Give every entry again, word for word and in full.

—————

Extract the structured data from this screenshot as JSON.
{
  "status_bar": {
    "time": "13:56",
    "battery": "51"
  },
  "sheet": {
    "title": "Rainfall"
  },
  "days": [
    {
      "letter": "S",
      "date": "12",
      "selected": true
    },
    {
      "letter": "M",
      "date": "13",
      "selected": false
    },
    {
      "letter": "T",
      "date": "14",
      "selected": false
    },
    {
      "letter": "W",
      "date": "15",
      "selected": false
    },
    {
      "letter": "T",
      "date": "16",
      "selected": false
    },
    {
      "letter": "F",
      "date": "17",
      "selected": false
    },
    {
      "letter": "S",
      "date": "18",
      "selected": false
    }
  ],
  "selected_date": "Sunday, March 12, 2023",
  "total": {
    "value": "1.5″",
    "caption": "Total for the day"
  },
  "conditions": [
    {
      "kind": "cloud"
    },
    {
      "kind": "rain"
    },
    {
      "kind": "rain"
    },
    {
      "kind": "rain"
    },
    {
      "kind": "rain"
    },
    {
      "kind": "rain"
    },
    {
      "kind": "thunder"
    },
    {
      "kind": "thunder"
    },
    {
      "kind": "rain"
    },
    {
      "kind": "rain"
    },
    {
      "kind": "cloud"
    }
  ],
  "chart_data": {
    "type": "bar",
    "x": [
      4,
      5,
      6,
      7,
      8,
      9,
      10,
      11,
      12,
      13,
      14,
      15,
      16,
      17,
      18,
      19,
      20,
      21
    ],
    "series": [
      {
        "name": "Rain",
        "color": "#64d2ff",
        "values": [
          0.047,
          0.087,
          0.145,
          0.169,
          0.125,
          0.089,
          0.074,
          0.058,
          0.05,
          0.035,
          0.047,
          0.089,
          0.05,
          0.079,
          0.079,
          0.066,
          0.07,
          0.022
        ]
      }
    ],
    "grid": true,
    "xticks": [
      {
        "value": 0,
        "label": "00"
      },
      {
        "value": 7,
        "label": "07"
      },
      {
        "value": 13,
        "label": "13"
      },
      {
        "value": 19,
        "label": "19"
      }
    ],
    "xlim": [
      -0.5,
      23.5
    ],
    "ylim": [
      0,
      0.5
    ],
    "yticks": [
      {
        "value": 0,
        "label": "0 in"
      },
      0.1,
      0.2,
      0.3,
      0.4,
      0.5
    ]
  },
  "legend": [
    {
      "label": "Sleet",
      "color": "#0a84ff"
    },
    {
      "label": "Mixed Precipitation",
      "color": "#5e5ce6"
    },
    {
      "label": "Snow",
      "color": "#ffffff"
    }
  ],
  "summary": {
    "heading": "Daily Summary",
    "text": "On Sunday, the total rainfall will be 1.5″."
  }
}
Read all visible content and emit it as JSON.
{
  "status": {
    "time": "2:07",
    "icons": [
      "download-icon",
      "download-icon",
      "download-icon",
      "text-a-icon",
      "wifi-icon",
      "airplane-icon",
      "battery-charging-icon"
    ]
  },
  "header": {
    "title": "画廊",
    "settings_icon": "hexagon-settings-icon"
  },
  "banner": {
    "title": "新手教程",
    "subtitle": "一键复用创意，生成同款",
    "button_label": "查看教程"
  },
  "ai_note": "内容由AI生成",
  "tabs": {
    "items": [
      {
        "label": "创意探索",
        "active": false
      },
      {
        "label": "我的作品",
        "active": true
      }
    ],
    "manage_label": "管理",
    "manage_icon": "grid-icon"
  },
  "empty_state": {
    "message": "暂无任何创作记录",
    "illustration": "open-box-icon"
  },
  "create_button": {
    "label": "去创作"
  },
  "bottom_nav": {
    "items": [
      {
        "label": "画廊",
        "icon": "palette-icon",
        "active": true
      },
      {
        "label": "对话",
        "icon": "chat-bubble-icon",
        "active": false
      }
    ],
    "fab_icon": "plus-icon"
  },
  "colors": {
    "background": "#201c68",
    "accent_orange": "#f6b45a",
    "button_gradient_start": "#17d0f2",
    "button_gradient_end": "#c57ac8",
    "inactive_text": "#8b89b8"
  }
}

—————

Task response ->
Extract the structured data from this screenshot as JSON.
{
  "status_bar": {
    "time": "13:56",
    "battery": "51"
  },
  "sheet": {
    "title": "Rainfall"
  },
  "days": [
    {
      "letter": "S",
      "date": "12",
      "selected": true
    },
    {
      "letter": "M",
      "date": "13",
      "selected": false
    },
    {
      "letter": "T",
      "date": "14",
      "selected": false
    },
    {
      "letter": "W",
      "date": "15",
      "selected": false
    },
    {
      "letter": "T",
      "date": "16",
      "selected": false
    },
    {
      "letter": "F",
      "date": "17",
      "selected": false
    },
    {
      "letter": "S",
      "date": "18",
      "selected": false
    }
  ],
  "selected_date": "Sunday, March 12, 2023",
  "total": {
    "value": "1.5″",
    "caption": "Total for the day"
  },
  "conditions": [
    {
      "kind": "cloud"
    },
    {
      "kind": "rain"
    },
    {
      "kind": "rain"
    },
    {
      "kind": "rain"
    },
    {
      "kind": "rain"
    },
    {
      "kind": "rain"
    },
    {
      "kind": "thunder"
    },
    {
      "kind": "thunder"
    },
    {
      "kind": "rain"
    },
    {
      "kind": "rain"
    },
    {
      "kind": "cloud"
    }
  ],
  "chart_data": {
    "type": "bar",
    "x": [
      4,
      5,
      6,
      7,
      8,
      9,
      10,
      11,
      12,
      13,
      14,
      15,
      16,
      17,
      18,
      19,
      20,
      21
    ],
    "series": [
      {
        "name": "Rain",
        "color": "#64d2ff",
        "values": [
          0.047,
          0.087,
          0.145,
          0.169,
          0.125,
          0.089,
          0.074,
          0.058,
          0.05,
          0.035,
          0.047,
          0.089,
          0.05,
          0.079,
          0.079,
          0.066,
          0.07,
          0.022
        ]
      }
    ],
    "grid": true,
    "xticks": [
      {
        "value": 0,
        "label": "00"
      },
      {
        "value": 7,
        "label": "07"
      },
      {
        "value": 13,
        "label": "13"
      },
      {
        "value": 19,
        "label": "19"
      }
    ],
    "xlim": [
      -0.5,
      23.5
    ],
    "ylim": [
      0,
      0.5
    ],
    "yticks": [
      {
        "value": 0,
        "label": "0 in"
      },
      0.1,
      0.2,
      0.3,
      0.4,
      0.5
    ]
  },
  "legend": [
    {
      "label": "Sleet",
      "color": "#0a84ff"
    },
    {
      "label": "Mixed Precipitation",
      "color": "#5e5ce6"
    },
    {
      "label": "Snow",
      "color": "#ffffff"
    }
  ],
  "summary": {
    "heading": "Daily Summary",
    "text": "On Sunday, the total rainfall will be 1.5″."
  }
}
Read all visible content and emit it as JSON.
{
  "status": {
    "time": "2:07",
    "icons": [
      "download-icon",
      "download-icon",
      "download-icon",
      "text-a-icon",
      "wifi-icon",
      "airplane-icon",
      "battery-charging-icon"
    ]
  },
  "header": {
    "title": "画廊",
    "settings_icon": "hexagon-settings-icon"
  },
  "banner": {
    "title": "新手教程",
    "subtitle": "一键复用创意，生成同款",
    "button_label": "查看教程"
  },
  "ai_note": "内容由AI生成",
  "tabs": {
    "items": [
      {
        "label": "创意探索",
        "active": false
      },
      {
        "label": "我的作品",
        "active": true
      }
    ],
    "manage_label": "管理",
    "manage_icon": "grid-icon"
  },
  "empty_state": {
    "message": "暂无任何创作记录",
    "illustration": "open-box-icon"
  },
  "create_button": {
    "label": "去创作"
  },
  "bottom_nav": {
    "items": [
      {
        "label": "画廊",
        "icon": "palette-icon",
        "active": true
      },
      {
        "label": "对话",
        "icon": "chat-bubble-icon",
        "active": false
      }
    ],
    "fab_icon": "plus-icon"
  },
  "colors": {
    "background": "#201c68",
    "accent_orange": "#f6b45a",
    "button_gradient_start": "#17d0f2",
    "button_gradient_end": "#c57ac8",
    "inactive_text": "#8b89b8"
  }
}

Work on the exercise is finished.